§ Exercise
Output every line of the items below without changing anything.

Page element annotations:

# # # # #

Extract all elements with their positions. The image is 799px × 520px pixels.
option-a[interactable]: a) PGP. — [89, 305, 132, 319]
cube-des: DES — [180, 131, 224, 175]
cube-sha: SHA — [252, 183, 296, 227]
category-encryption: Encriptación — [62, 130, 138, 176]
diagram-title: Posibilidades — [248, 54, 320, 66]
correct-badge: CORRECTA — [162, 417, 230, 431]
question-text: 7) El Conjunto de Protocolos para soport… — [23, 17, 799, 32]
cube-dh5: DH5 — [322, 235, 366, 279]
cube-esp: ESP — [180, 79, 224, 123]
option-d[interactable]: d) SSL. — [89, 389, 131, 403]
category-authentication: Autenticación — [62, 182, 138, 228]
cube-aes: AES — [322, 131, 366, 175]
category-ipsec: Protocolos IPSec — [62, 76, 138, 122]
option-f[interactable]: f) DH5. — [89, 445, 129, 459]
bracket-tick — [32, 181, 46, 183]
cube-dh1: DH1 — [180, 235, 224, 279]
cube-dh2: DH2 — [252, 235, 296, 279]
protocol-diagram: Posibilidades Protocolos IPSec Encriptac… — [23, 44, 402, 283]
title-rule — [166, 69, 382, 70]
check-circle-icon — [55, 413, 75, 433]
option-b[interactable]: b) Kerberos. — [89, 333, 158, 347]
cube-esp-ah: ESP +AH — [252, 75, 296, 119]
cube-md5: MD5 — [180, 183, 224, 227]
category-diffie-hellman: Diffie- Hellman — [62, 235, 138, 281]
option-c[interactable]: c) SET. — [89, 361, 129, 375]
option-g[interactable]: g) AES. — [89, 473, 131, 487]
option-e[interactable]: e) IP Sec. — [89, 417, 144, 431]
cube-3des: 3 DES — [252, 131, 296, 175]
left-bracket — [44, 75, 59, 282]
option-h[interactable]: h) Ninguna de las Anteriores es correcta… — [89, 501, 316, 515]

# # # # #

§ Result of this task
Extract all elements with their positions. The image is 799px × 520px pixels.
option-a[interactable]: a) PGP. — [89, 305, 132, 319]
cube-des: DES — [180, 131, 224, 175]
cube-sha: SHA — [252, 183, 296, 227]
category-encryption: Encriptación — [62, 130, 138, 176]
diagram-title: Posibilidades — [248, 54, 320, 66]
correct-badge: CORRECTA — [162, 417, 230, 431]
question-text: 7) El Conjunto de Protocolos para soport… — [23, 17, 799, 32]
cube-dh5: DH5 — [322, 235, 366, 279]
cube-esp: ESP — [180, 79, 224, 123]
option-d[interactable]: d) SSL. — [89, 389, 131, 403]
category-authentication: Autenticación — [62, 182, 138, 228]
cube-aes: AES — [322, 131, 366, 175]
category-ipsec: Protocolos IPSec — [62, 76, 138, 122]
option-f[interactable]: f) DH5. — [89, 445, 129, 459]
bracket-tick — [32, 181, 46, 183]
cube-dh1: DH1 — [180, 235, 224, 279]
cube-dh2: DH2 — [252, 235, 296, 279]
protocol-diagram: Posibilidades Protocolos IPSec Encriptac… — [23, 44, 402, 283]
title-rule — [166, 69, 382, 70]
check-circle-icon — [55, 413, 75, 433]
option-b[interactable]: b) Kerberos. — [89, 333, 158, 347]
cube-esp-ah: ESP +AH — [252, 75, 296, 119]
cube-md5: MD5 — [180, 183, 224, 227]
category-diffie-hellman: Diffie- Hellman — [62, 235, 138, 281]
option-c[interactable]: c) SET. — [89, 361, 129, 375]
option-g[interactable]: g) AES. — [89, 473, 131, 487]
option-e[interactable]: e) IP Sec. — [89, 417, 144, 431]
cube-3des: 3 DES — [252, 131, 296, 175]
left-bracket — [44, 75, 59, 282]
option-h[interactable]: h) Ninguna de las Anteriores es correcta… — [89, 501, 316, 515]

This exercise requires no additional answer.